─── ITEMS

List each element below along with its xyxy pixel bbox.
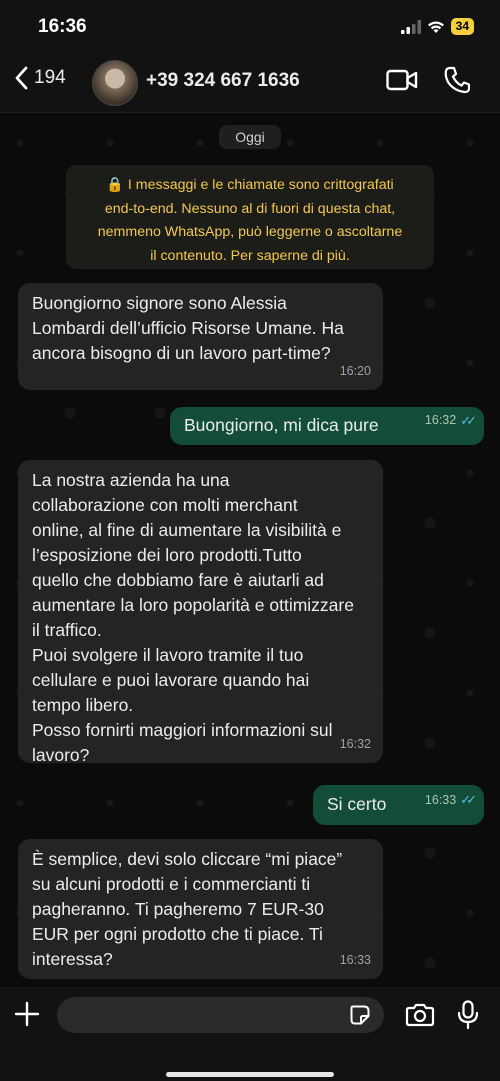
read-ticks-icon: ✓✓ (460, 413, 477, 428)
message-time: 16:32 (424, 413, 457, 427)
unread-count: 194 (34, 67, 66, 88)
message-bubble-outgoing[interactable]: Buongiorno, mi dica pure 16:32 ✓✓ (170, 407, 484, 445)
chat-header: 194 +39 324 667 1636 (0, 52, 500, 113)
message-meta: 16:33 (340, 948, 371, 973)
message-time: 16:33 (424, 793, 457, 807)
camera-icon[interactable] (405, 1003, 435, 1027)
back-button[interactable]: 194 (14, 66, 66, 90)
message-meta: 16:32 (340, 732, 371, 757)
message-meta: 16:32 ✓✓ (424, 402, 477, 439)
message-time: 16:20 (339, 364, 371, 378)
contact-name[interactable]: +39 324 667 1636 (146, 70, 300, 92)
status-bar: 16:36 34 (0, 0, 500, 52)
message-text: Buongiorno signore sono Alessia Lombardi… (32, 293, 344, 363)
message-meta: 16:33 ✓✓ (424, 781, 477, 819)
message-bubble-incoming[interactable]: È semplice, devi solo cliccare “mi piace… (18, 839, 383, 979)
message-input-bar (0, 987, 500, 1081)
mic-icon[interactable] (457, 1000, 479, 1030)
message-bubble-incoming[interactable]: La nostra azienda ha una collaborazione … (18, 460, 383, 765)
message-bubble-outgoing[interactable]: Si certo 16:33 ✓✓ (313, 785, 484, 825)
message-bubble-incoming[interactable]: Buongiorno signore sono Alessia Lombardi… (18, 283, 383, 390)
phone-call-icon[interactable] (444, 66, 470, 94)
encryption-notice[interactable]: 🔒 I messaggi e le chiamate sono crittogr… (66, 165, 434, 269)
date-separator: Oggi (219, 125, 281, 149)
wifi-icon (427, 20, 444, 33)
home-indicator (166, 1072, 334, 1077)
message-text: La nostra azienda ha una collaborazione … (32, 470, 354, 765)
status-time: 16:36 (38, 16, 87, 37)
signal-icon (400, 19, 421, 34)
video-call-icon[interactable] (386, 68, 418, 92)
message-text: È semplice, devi solo cliccare “mi piace… (32, 849, 343, 969)
plus-icon[interactable] (14, 1001, 40, 1027)
battery-indicator: 34 (450, 18, 474, 35)
message-input[interactable] (57, 997, 384, 1033)
chat-area[interactable]: Oggi 🔒 I messaggi e le chiamate sono cri… (0, 113, 500, 987)
read-ticks-icon: ✓✓ (460, 792, 477, 807)
status-icons: 34 (400, 18, 474, 35)
message-meta: 16:20 (340, 359, 371, 384)
back-chevron-icon (15, 66, 28, 90)
contact-avatar[interactable] (92, 60, 138, 106)
sticker-icon[interactable] (350, 1005, 370, 1025)
message-time: 16:32 (339, 737, 371, 751)
message-time: 16:33 (339, 953, 371, 967)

──────

* **WHAT IS NEEDED**
Reproduce every line of the data above word for word, leaving out the pictures.

* **EXERCISE RESULT**
List each element below along with its xyxy pixel bbox.
read-ticks-icon: ✓✓ (460, 413, 477, 428)
message-time: 16:32 (424, 413, 457, 427)
unread-count: 194 (34, 67, 66, 88)
message-bubble-outgoing[interactable]: Buongiorno, mi dica pure 16:32 ✓✓ (170, 407, 484, 445)
chat-header: 194 +39 324 667 1636 (0, 52, 500, 113)
message-meta: 16:33 (340, 948, 371, 973)
message-time: 16:33 (424, 793, 457, 807)
camera-icon[interactable] (405, 1003, 435, 1027)
back-button[interactable]: 194 (14, 66, 66, 90)
message-meta: 16:32 (340, 732, 371, 757)
message-meta: 16:32 ✓✓ (424, 402, 477, 439)
message-time: 16:20 (339, 364, 371, 378)
contact-name[interactable]: +39 324 667 1636 (146, 70, 300, 92)
status-bar: 16:36 34 (0, 0, 500, 52)
message-text: Buongiorno signore sono Alessia Lombardi… (32, 293, 344, 363)
message-meta: 16:33 ✓✓ (424, 781, 477, 819)
message-bubble-incoming[interactable]: È semplice, devi solo cliccare “mi piace… (18, 839, 383, 979)
message-input-bar (0, 987, 500, 1081)
mic-icon[interactable] (457, 1000, 479, 1030)
message-bubble-incoming[interactable]: La nostra azienda ha una collaborazione … (18, 460, 383, 765)
message-bubble-outgoing[interactable]: Si certo 16:33 ✓✓ (313, 785, 484, 825)
message-bubble-incoming[interactable]: Buongiorno signore sono Alessia Lombardi… (18, 283, 383, 390)
phone-call-icon[interactable] (444, 66, 470, 94)
encryption-notice[interactable]: 🔒 I messaggi e le chiamate sono crittogr… (66, 165, 434, 269)
date-separator: Oggi (219, 125, 281, 149)
wifi-icon (427, 20, 444, 33)
home-indicator (166, 1072, 334, 1077)
message-text: La nostra azienda ha una collaborazione … (32, 470, 354, 765)
status-time: 16:36 (38, 16, 87, 37)
signal-icon (400, 19, 421, 34)
video-call-icon[interactable] (386, 68, 418, 92)
message-text: È semplice, devi solo cliccare “mi piace… (32, 849, 343, 969)
plus-icon[interactable] (14, 1001, 40, 1027)
battery-indicator: 34 (450, 18, 474, 35)
message-input[interactable] (57, 997, 384, 1033)
chat-area[interactable]: Oggi 🔒 I messaggi e le chiamate sono cri… (0, 113, 500, 987)
read-ticks-icon: ✓✓ (460, 792, 477, 807)
status-icons: 34 (400, 18, 474, 35)
message-meta: 16:20 (340, 359, 371, 384)
back-chevron-icon (15, 66, 28, 90)
contact-avatar[interactable] (92, 60, 138, 106)
sticker-icon[interactable] (350, 1005, 370, 1025)
message-time: 16:32 (339, 737, 371, 751)
message-time: 16:33 (339, 953, 371, 967)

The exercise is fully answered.